**WHAT IS NEEDED:**
Each line of the listing that contains the word "using" is to be copied.

— Start —

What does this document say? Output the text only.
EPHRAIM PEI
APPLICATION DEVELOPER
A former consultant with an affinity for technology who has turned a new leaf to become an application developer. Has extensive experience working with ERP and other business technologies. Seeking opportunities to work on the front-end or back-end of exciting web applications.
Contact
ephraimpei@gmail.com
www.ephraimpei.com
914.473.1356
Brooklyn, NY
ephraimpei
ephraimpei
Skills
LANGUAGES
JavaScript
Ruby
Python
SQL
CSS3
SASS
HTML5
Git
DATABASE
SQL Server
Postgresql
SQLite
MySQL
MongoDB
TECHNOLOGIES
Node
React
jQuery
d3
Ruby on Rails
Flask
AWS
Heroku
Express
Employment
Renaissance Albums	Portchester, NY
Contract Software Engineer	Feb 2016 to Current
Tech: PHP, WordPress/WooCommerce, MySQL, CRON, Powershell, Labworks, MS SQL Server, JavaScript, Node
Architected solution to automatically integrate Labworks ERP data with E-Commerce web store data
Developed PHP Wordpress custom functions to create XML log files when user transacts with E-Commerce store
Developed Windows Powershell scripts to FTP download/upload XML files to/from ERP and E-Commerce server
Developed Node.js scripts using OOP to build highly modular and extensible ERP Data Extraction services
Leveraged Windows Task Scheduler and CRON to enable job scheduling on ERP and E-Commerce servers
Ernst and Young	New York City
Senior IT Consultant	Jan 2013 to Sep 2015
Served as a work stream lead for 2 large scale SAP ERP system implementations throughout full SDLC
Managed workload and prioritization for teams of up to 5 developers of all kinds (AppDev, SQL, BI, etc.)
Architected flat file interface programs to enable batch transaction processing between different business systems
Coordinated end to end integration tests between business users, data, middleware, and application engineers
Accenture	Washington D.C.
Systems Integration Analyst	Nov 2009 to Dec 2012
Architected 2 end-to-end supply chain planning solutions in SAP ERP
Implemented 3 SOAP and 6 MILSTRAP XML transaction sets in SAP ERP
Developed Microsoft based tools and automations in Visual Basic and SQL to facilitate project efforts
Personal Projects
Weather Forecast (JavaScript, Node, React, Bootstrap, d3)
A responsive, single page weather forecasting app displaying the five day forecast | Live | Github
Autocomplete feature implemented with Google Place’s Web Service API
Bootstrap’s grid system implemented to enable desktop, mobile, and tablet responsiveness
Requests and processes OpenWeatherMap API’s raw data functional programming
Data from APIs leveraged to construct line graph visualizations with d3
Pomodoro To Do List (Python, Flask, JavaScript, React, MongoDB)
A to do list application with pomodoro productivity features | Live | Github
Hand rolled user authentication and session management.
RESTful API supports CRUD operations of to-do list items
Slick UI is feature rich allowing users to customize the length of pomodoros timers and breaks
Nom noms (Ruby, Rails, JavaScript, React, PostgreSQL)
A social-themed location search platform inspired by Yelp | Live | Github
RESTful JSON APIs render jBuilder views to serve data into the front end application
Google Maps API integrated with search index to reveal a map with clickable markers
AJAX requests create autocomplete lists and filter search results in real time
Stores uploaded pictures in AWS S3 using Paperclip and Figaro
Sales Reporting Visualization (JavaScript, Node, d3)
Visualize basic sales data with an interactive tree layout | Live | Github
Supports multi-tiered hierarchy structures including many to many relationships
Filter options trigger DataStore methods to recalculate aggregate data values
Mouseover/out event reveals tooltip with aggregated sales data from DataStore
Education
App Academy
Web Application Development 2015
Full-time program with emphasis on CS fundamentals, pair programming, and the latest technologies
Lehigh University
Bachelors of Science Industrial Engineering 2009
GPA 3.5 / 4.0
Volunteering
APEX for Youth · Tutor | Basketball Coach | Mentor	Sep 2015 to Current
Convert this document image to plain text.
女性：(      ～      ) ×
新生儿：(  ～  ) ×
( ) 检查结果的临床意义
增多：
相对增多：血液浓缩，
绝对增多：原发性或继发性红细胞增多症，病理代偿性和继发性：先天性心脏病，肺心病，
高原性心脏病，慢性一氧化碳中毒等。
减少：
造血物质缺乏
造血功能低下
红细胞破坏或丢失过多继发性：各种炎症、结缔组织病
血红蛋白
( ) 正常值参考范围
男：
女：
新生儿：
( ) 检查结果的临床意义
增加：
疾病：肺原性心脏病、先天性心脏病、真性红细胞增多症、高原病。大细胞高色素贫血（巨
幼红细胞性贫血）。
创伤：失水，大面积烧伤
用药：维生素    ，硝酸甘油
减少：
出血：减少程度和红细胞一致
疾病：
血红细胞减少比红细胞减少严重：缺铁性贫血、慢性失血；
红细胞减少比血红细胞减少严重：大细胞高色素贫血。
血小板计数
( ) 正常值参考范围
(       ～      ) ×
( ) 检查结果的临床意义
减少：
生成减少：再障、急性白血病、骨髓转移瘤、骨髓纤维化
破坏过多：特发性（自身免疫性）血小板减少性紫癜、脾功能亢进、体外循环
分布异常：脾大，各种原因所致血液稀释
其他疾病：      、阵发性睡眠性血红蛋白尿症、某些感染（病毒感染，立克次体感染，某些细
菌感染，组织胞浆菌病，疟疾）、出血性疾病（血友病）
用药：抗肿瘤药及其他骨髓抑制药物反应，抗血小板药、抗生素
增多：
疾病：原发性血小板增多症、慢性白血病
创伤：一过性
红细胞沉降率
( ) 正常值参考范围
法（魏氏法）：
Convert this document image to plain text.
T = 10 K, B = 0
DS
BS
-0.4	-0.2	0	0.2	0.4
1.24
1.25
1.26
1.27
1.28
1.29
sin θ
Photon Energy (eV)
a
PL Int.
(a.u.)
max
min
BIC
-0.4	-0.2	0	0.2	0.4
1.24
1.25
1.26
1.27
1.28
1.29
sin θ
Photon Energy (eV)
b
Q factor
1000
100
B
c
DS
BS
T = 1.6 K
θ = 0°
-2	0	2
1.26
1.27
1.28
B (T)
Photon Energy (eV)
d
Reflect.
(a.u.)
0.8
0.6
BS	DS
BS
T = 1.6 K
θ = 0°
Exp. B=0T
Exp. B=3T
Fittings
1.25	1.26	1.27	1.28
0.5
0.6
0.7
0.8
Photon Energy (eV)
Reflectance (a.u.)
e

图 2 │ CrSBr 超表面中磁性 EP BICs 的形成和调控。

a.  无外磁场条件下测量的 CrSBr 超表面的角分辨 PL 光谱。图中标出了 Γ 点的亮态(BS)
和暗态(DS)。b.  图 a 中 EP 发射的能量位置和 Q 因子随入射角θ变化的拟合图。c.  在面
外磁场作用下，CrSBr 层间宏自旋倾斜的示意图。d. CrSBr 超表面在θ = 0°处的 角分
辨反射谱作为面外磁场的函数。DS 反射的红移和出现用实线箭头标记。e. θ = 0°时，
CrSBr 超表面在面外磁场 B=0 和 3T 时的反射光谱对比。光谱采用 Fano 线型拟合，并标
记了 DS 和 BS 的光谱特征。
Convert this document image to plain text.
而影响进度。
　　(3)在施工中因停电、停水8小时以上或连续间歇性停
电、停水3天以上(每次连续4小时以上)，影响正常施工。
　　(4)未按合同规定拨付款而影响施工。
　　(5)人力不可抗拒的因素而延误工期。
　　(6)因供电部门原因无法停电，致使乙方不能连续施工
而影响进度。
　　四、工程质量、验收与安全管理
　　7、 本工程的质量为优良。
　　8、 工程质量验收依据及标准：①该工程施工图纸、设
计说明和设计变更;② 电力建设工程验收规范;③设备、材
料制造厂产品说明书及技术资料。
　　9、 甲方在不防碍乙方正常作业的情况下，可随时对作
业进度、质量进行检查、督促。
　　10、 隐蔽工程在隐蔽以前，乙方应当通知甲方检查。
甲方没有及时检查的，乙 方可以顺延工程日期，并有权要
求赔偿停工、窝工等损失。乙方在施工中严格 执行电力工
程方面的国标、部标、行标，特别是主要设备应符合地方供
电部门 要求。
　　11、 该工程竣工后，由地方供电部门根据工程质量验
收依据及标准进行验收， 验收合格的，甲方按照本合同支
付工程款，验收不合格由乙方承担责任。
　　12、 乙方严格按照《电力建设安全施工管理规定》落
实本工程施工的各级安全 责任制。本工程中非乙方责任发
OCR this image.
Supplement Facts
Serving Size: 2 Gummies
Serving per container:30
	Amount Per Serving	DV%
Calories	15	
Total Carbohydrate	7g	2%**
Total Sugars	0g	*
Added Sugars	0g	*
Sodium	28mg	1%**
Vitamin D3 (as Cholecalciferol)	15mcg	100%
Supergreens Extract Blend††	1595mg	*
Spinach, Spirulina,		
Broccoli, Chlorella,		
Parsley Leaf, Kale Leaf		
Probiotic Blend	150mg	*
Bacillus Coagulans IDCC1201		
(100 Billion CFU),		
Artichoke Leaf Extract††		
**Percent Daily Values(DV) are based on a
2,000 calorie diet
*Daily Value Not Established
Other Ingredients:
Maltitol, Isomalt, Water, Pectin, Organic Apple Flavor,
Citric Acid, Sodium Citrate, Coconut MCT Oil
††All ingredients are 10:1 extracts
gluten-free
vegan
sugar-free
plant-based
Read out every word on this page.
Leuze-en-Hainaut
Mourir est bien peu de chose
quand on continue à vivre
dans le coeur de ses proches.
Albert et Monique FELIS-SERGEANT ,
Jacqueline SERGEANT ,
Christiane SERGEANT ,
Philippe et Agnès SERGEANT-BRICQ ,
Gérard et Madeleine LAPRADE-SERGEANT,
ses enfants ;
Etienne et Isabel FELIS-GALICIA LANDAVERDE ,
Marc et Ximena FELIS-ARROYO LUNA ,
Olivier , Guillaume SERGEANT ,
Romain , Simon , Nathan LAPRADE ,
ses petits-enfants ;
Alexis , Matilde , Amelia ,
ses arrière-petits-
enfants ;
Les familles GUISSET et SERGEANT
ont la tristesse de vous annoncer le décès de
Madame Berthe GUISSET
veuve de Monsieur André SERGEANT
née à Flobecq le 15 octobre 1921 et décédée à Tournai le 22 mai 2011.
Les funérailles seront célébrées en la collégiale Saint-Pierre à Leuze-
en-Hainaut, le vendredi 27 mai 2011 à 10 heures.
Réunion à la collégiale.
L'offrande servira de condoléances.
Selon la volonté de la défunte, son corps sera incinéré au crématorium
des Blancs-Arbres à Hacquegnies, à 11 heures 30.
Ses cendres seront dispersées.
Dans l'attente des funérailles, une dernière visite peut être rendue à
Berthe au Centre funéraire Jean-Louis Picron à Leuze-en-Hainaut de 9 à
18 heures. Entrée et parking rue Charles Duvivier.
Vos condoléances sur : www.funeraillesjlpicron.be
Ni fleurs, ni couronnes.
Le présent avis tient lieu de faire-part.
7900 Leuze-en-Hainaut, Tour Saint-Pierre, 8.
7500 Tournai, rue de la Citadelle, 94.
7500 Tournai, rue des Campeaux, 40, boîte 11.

— End —

**FINISHED EXERCISE:**
Developed Node.js scripts using OOP to build highly modular and extensible ERP Data Extraction services
Stores uploaded pictures in AWS S3 using Paperclip and Figaro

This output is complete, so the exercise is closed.